## The input
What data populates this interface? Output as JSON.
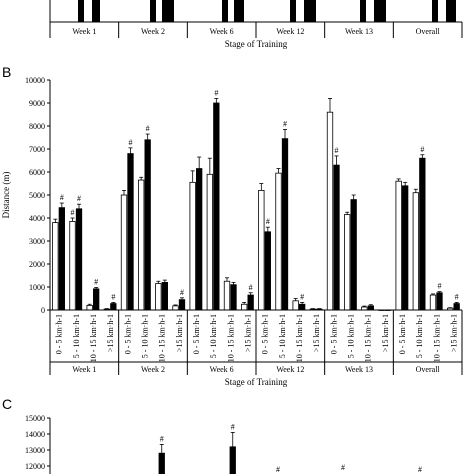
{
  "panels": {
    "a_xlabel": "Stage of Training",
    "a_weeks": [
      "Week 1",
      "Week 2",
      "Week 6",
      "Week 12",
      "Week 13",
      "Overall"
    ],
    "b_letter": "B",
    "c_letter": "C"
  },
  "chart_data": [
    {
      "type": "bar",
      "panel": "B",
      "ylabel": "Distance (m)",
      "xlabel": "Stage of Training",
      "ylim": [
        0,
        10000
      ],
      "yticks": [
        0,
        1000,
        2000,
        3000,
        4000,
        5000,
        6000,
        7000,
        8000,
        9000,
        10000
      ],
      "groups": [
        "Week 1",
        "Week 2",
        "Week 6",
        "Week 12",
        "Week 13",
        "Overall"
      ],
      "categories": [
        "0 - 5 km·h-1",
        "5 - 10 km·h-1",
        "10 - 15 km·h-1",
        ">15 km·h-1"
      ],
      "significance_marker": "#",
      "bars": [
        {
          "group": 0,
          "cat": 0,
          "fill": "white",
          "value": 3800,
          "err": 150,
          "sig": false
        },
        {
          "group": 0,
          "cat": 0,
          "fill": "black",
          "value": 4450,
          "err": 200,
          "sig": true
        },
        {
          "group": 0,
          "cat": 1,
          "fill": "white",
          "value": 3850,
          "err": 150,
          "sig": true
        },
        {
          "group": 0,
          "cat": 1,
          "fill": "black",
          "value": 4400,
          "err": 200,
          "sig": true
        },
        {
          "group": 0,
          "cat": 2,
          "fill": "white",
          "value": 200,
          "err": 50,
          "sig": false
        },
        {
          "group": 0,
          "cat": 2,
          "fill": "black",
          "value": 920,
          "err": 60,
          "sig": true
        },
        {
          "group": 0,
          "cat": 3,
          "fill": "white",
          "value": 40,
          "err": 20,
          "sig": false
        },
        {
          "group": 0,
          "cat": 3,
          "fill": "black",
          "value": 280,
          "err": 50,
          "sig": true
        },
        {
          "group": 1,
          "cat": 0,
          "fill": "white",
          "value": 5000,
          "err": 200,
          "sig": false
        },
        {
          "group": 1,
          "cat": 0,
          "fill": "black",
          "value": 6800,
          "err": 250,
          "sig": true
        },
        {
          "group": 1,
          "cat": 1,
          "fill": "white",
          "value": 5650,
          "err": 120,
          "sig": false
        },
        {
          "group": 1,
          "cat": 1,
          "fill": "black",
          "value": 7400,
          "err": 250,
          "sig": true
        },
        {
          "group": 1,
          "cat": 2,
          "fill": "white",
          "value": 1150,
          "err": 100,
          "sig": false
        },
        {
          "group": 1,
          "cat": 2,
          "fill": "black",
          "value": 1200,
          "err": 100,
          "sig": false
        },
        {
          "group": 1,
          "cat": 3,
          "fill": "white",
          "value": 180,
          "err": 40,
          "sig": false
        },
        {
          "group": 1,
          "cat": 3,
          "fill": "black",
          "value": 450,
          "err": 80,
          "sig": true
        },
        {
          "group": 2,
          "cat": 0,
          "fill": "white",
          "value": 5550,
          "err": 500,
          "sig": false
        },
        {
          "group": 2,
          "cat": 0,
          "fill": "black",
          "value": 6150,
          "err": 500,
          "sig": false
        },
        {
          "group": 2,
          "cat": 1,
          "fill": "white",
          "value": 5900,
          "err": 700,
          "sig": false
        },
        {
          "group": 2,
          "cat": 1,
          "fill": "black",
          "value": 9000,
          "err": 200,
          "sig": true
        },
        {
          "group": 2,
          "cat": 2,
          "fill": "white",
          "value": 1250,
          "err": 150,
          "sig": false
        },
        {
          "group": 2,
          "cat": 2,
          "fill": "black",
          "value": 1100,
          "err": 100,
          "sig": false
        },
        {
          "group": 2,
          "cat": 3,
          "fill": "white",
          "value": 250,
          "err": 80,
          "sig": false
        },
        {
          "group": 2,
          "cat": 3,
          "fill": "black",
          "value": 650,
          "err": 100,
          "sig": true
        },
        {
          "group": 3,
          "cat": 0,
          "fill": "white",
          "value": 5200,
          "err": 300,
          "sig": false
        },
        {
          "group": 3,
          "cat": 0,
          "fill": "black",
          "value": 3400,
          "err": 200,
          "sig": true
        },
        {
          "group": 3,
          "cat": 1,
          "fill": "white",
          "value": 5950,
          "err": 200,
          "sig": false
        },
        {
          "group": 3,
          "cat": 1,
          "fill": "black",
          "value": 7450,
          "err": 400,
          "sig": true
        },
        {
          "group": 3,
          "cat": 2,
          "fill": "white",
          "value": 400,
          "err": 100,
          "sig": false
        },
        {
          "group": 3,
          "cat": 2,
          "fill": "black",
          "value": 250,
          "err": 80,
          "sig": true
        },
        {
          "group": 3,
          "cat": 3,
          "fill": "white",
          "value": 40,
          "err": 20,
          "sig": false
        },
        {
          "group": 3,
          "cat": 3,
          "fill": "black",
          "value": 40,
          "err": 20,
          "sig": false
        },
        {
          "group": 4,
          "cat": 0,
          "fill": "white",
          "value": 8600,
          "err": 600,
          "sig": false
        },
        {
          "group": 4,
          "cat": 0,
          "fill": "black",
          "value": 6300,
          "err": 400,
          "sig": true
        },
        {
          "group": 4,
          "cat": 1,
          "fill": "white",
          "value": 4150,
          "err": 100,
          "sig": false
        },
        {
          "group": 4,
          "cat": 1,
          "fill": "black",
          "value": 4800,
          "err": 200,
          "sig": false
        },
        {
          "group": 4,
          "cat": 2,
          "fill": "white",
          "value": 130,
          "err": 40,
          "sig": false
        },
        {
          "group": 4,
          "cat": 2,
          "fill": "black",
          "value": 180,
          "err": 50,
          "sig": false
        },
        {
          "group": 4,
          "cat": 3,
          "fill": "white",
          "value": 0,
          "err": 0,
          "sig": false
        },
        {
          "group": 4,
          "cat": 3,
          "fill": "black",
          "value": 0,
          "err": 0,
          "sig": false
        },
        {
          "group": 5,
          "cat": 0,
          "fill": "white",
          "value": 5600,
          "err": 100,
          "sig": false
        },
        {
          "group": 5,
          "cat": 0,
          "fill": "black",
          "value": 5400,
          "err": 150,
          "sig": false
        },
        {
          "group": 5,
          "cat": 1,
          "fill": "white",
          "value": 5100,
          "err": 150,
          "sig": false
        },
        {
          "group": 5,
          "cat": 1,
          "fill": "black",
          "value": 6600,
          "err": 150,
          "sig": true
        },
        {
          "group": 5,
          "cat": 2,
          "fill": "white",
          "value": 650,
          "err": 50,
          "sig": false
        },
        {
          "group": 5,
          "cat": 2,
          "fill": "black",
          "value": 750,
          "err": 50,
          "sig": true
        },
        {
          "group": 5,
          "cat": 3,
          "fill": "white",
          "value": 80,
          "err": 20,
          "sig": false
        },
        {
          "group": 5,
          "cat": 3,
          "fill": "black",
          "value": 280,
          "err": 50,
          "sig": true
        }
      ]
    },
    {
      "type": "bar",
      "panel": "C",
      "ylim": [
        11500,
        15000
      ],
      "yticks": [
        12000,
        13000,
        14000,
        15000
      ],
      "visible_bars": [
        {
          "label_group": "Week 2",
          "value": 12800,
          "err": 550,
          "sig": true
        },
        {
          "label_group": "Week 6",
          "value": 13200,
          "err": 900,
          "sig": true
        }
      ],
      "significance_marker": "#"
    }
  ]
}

## Problem statement
Without including the pictures, reproduce all entries exactly.

## Solution to the problem
What data populates this interface? Output as JSON.
{
  "panels": {
    "a_xlabel": "Stage of Training",
    "a_weeks": [
      "Week 1",
      "Week 2",
      "Week 6",
      "Week 12",
      "Week 13",
      "Overall"
    ],
    "b_letter": "B",
    "c_letter": "C"
  },
  "chart_data": [
    {
      "type": "bar",
      "panel": "B",
      "ylabel": "Distance (m)",
      "xlabel": "Stage of Training",
      "ylim": [
        0,
        10000
      ],
      "yticks": [
        0,
        1000,
        2000,
        3000,
        4000,
        5000,
        6000,
        7000,
        8000,
        9000,
        10000
      ],
      "groups": [
        "Week 1",
        "Week 2",
        "Week 6",
        "Week 12",
        "Week 13",
        "Overall"
      ],
      "categories": [
        "0 - 5 km·h-1",
        "5 - 10 km·h-1",
        "10 - 15 km·h-1",
        ">15 km·h-1"
      ],
      "significance_marker": "#",
      "bars": [
        {
          "group": 0,
          "cat": 0,
          "fill": "white",
          "value": 3800,
          "err": 150,
          "sig": false
        },
        {
          "group": 0,
          "cat": 0,
          "fill": "black",
          "value": 4450,
          "err": 200,
          "sig": true
        },
        {
          "group": 0,
          "cat": 1,
          "fill": "white",
          "value": 3850,
          "err": 150,
          "sig": true
        },
        {
          "group": 0,
          "cat": 1,
          "fill": "black",
          "value": 4400,
          "err": 200,
          "sig": true
        },
        {
          "group": 0,
          "cat": 2,
          "fill": "white",
          "value": 200,
          "err": 50,
          "sig": false
        },
        {
          "group": 0,
          "cat": 2,
          "fill": "black",
          "value": 920,
          "err": 60,
          "sig": true
        },
        {
          "group": 0,
          "cat": 3,
          "fill": "white",
          "value": 40,
          "err": 20,
          "sig": false
        },
        {
          "group": 0,
          "cat": 3,
          "fill": "black",
          "value": 280,
          "err": 50,
          "sig": true
        },
        {
          "group": 1,
          "cat": 0,
          "fill": "white",
          "value": 5000,
          "err": 200,
          "sig": false
        },
        {
          "group": 1,
          "cat": 0,
          "fill": "black",
          "value": 6800,
          "err": 250,
          "sig": true
        },
        {
          "group": 1,
          "cat": 1,
          "fill": "white",
          "value": 5650,
          "err": 120,
          "sig": false
        },
        {
          "group": 1,
          "cat": 1,
          "fill": "black",
          "value": 7400,
          "err": 250,
          "sig": true
        },
        {
          "group": 1,
          "cat": 2,
          "fill": "white",
          "value": 1150,
          "err": 100,
          "sig": false
        },
        {
          "group": 1,
          "cat": 2,
          "fill": "black",
          "value": 1200,
          "err": 100,
          "sig": false
        },
        {
          "group": 1,
          "cat": 3,
          "fill": "white",
          "value": 180,
          "err": 40,
          "sig": false
        },
        {
          "group": 1,
          "cat": 3,
          "fill": "black",
          "value": 450,
          "err": 80,
          "sig": true
        },
        {
          "group": 2,
          "cat": 0,
          "fill": "white",
          "value": 5550,
          "err": 500,
          "sig": false
        },
        {
          "group": 2,
          "cat": 0,
          "fill": "black",
          "value": 6150,
          "err": 500,
          "sig": false
        },
        {
          "group": 2,
          "cat": 1,
          "fill": "white",
          "value": 5900,
          "err": 700,
          "sig": false
        },
        {
          "group": 2,
          "cat": 1,
          "fill": "black",
          "value": 9000,
          "err": 200,
          "sig": true
        },
        {
          "group": 2,
          "cat": 2,
          "fill": "white",
          "value": 1250,
          "err": 150,
          "sig": false
        },
        {
          "group": 2,
          "cat": 2,
          "fill": "black",
          "value": 1100,
          "err": 100,
          "sig": false
        },
        {
          "group": 2,
          "cat": 3,
          "fill": "white",
          "value": 250,
          "err": 80,
          "sig": false
        },
        {
          "group": 2,
          "cat": 3,
          "fill": "black",
          "value": 650,
          "err": 100,
          "sig": true
        },
        {
          "group": 3,
          "cat": 0,
          "fill": "white",
          "value": 5200,
          "err": 300,
          "sig": false
        },
        {
          "group": 3,
          "cat": 0,
          "fill": "black",
          "value": 3400,
          "err": 200,
          "sig": true
        },
        {
          "group": 3,
          "cat": 1,
          "fill": "white",
          "value": 5950,
          "err": 200,
          "sig": false
        },
        {
          "group": 3,
          "cat": 1,
          "fill": "black",
          "value": 7450,
          "err": 400,
          "sig": true
        },
        {
          "group": 3,
          "cat": 2,
          "fill": "white",
          "value": 400,
          "err": 100,
          "sig": false
        },
        {
          "group": 3,
          "cat": 2,
          "fill": "black",
          "value": 250,
          "err": 80,
          "sig": true
        },
        {
          "group": 3,
          "cat": 3,
          "fill": "white",
          "value": 40,
          "err": 20,
          "sig": false
        },
        {
          "group": 3,
          "cat": 3,
          "fill": "black",
          "value": 40,
          "err": 20,
          "sig": false
        },
        {
          "group": 4,
          "cat": 0,
          "fill": "white",
          "value": 8600,
          "err": 600,
          "sig": false
        },
        {
          "group": 4,
          "cat": 0,
          "fill": "black",
          "value": 6300,
          "err": 400,
          "sig": true
        },
        {
          "group": 4,
          "cat": 1,
          "fill": "white",
          "value": 4150,
          "err": 100,
          "sig": false
        },
        {
          "group": 4,
          "cat": 1,
          "fill": "black",
          "value": 4800,
          "err": 200,
          "sig": false
        },
        {
          "group": 4,
          "cat": 2,
          "fill": "white",
          "value": 130,
          "err": 40,
          "sig": false
        },
        {
          "group": 4,
          "cat": 2,
          "fill": "black",
          "value": 180,
          "err": 50,
          "sig": false
        },
        {
          "group": 4,
          "cat": 3,
          "fill": "white",
          "value": 0,
          "err": 0,
          "sig": false
        },
        {
          "group": 4,
          "cat": 3,
          "fill": "black",
          "value": 0,
          "err": 0,
          "sig": false
        },
        {
          "group": 5,
          "cat": 0,
          "fill": "white",
          "value": 5600,
          "err": 100,
          "sig": false
        },
        {
          "group": 5,
          "cat": 0,
          "fill": "black",
          "value": 5400,
          "err": 150,
          "sig": false
        },
        {
          "group": 5,
          "cat": 1,
          "fill": "white",
          "value": 5100,
          "err": 150,
          "sig": false
        },
        {
          "group": 5,
          "cat": 1,
          "fill": "black",
          "value": 6600,
          "err": 150,
          "sig": true
        },
        {
          "group": 5,
          "cat": 2,
          "fill": "white",
          "value": 650,
          "err": 50,
          "sig": false
        },
        {
          "group": 5,
          "cat": 2,
          "fill": "black",
          "value": 750,
          "err": 50,
          "sig": true
        },
        {
          "group": 5,
          "cat": 3,
          "fill": "white",
          "value": 80,
          "err": 20,
          "sig": false
        },
        {
          "group": 5,
          "cat": 3,
          "fill": "black",
          "value": 280,
          "err": 50,
          "sig": true
        }
      ]
    },
    {
      "type": "bar",
      "panel": "C",
      "ylim": [
        11500,
        15000
      ],
      "yticks": [
        12000,
        13000,
        14000,
        15000
      ],
      "visible_bars": [
        {
          "label_group": "Week 2",
          "value": 12800,
          "err": 550,
          "sig": true
        },
        {
          "label_group": "Week 6",
          "value": 13200,
          "err": 900,
          "sig": true
        }
      ],
      "significance_marker": "#"
    }
  ]
}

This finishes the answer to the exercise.